◆ What to work on ◆
Gather every line of the entries that includes the word "JSON".

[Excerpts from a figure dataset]
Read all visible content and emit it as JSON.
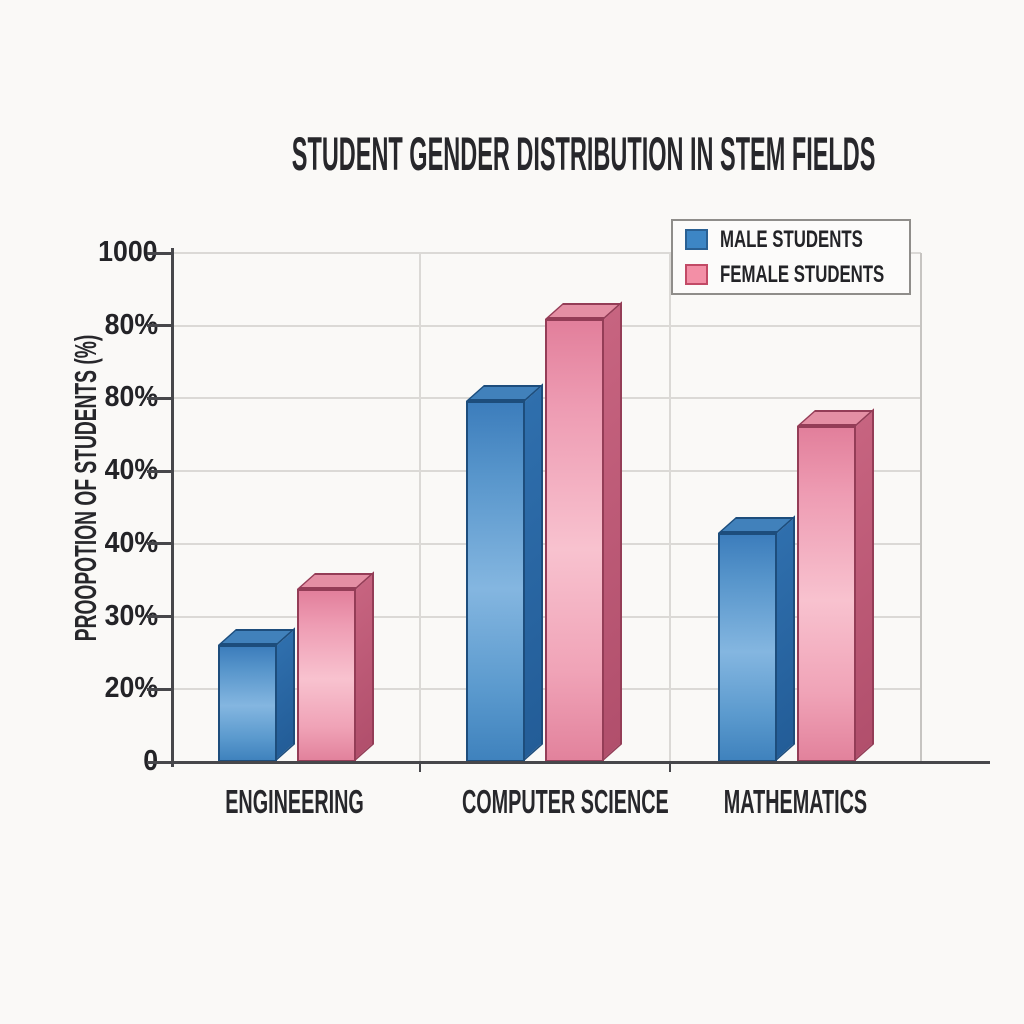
{
  "title": "STUDENT GENDER DISTRIBUTION IN STEM FIELDS",
  "chart_data": {
    "type": "bar",
    "style": "3d-bars",
    "title": "STUDENT GENDER DISTRIBUTION IN STEM FIELDS",
    "categories": [
      "ENGINEERING",
      "COMPUTER SCIENCE",
      "MATHEMATICS"
    ],
    "series": [
      {
        "name": "MALE STUDENTS",
        "values": [
          23,
          71,
          45
        ],
        "color": "#3d86c5",
        "palette": {
          "outline": "#1d4d7c",
          "front_gradient": [
            "#3c7dbc",
            "#5795cb",
            "#84b6e0",
            "#5b9ace",
            "#3f82bd"
          ],
          "top": "#4181bb",
          "side_gradient": [
            "#2f6fad",
            "#235d98"
          ]
        }
      },
      {
        "name": "FEMALE STUDENTS",
        "values": [
          34,
          87,
          66
        ],
        "color": "#f191a7",
        "palette": {
          "outline": "#943d57",
          "front_gradient": [
            "#e27f9b",
            "#ee9cb3",
            "#f8c2cf",
            "#f0a3b7",
            "#e2829c"
          ],
          "top": "#e48fa4",
          "side_gradient": [
            "#c76480",
            "#b14f6c"
          ]
        }
      }
    ],
    "xlabel": "",
    "ylabel": "PROOPOTION OF STUDENTS (%)",
    "ylim": [
      0,
      100
    ],
    "y_tick_labels": [
      "1000",
      "80%",
      "80%",
      "40%",
      "40%",
      "30%",
      "20%",
      "0"
    ],
    "grid": true,
    "legend_position": "top-right"
  },
  "legend": {
    "swatch_colors": {
      "male": "#3d86c5",
      "female": "#f38fa6"
    },
    "swatch_borders": {
      "male": "#2a6093",
      "female": "#c24a66"
    }
  },
  "colors": {
    "background": "#faf9f7",
    "gridline": "#dbd9d6",
    "axis": "#47474b",
    "text": "#27272b"
  }
}
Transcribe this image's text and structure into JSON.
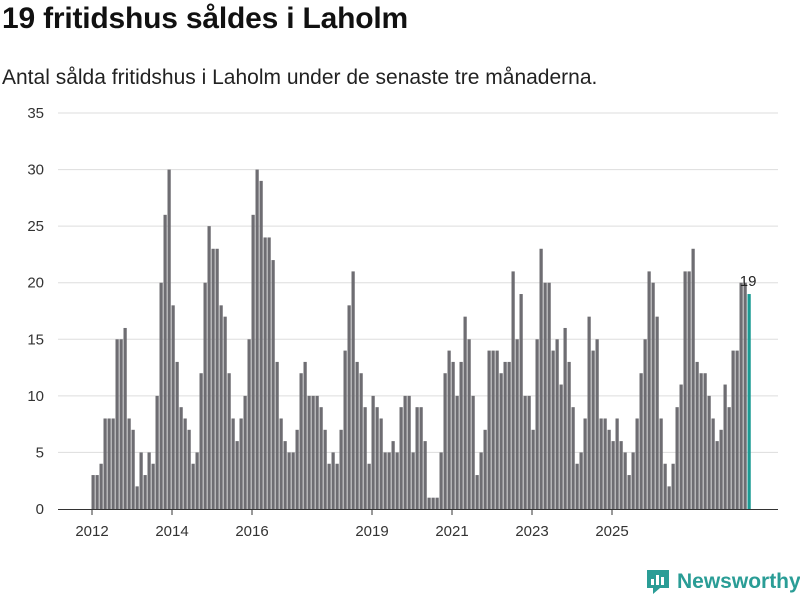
{
  "brand": {
    "name": "Newsworthy"
  },
  "colors": {
    "bar": "#6e6d72",
    "highlight": "#1b9b94",
    "grid": "#dddddd",
    "brand": "#2a9d96"
  },
  "chart_data": {
    "type": "bar",
    "title": "19 fritidshus såldes i Laholm",
    "subtitle": "Antal sålda fritidshus i Laholm under de senaste tre månaderna.",
    "xlabel": "",
    "ylabel": "",
    "ylim": [
      0,
      35
    ],
    "yticks": [
      0,
      5,
      10,
      15,
      20,
      25,
      30,
      35
    ],
    "xticks": [
      {
        "label": "2012",
        "index": 0
      },
      {
        "label": "2014",
        "index": 20
      },
      {
        "label": "2016",
        "index": 40
      },
      {
        "label": "2019",
        "index": 70
      },
      {
        "label": "2021",
        "index": 90
      },
      {
        "label": "2023",
        "index": 110
      },
      {
        "label": "2025",
        "index": 130
      }
    ],
    "values": [
      3,
      3,
      4,
      8,
      8,
      8,
      15,
      15,
      16,
      8,
      7,
      2,
      5,
      3,
      5,
      4,
      10,
      20,
      26,
      30,
      18,
      13,
      9,
      8,
      7,
      4,
      5,
      12,
      20,
      25,
      23,
      23,
      18,
      17,
      12,
      8,
      6,
      8,
      10,
      15,
      26,
      30,
      29,
      24,
      24,
      22,
      13,
      8,
      6,
      5,
      5,
      7,
      12,
      13,
      10,
      10,
      10,
      9,
      7,
      4,
      5,
      4,
      7,
      14,
      18,
      21,
      13,
      12,
      9,
      4,
      10,
      9,
      8,
      5,
      5,
      6,
      5,
      9,
      10,
      10,
      5,
      9,
      9,
      6,
      1,
      1,
      1,
      5,
      12,
      14,
      13,
      10,
      13,
      17,
      15,
      10,
      3,
      5,
      7,
      14,
      14,
      14,
      12,
      13,
      13,
      21,
      15,
      19,
      10,
      10,
      7,
      15,
      23,
      20,
      20,
      14,
      15,
      11,
      16,
      13,
      9,
      4,
      5,
      8,
      17,
      14,
      15,
      8,
      8,
      7,
      6,
      8,
      6,
      5,
      3,
      5,
      8,
      12,
      15,
      21,
      20,
      17,
      8,
      4,
      2,
      4,
      9,
      11,
      21,
      21,
      23,
      13,
      12,
      12,
      10,
      8,
      6,
      7,
      11,
      9,
      14,
      14,
      20,
      20,
      19
    ],
    "highlight_last": true,
    "highlight_label": "19",
    "grid": true
  }
}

◆ Answer below ◆
Read all visible content and emit it as JSON.
Transcribe this image's text and structure into JSON.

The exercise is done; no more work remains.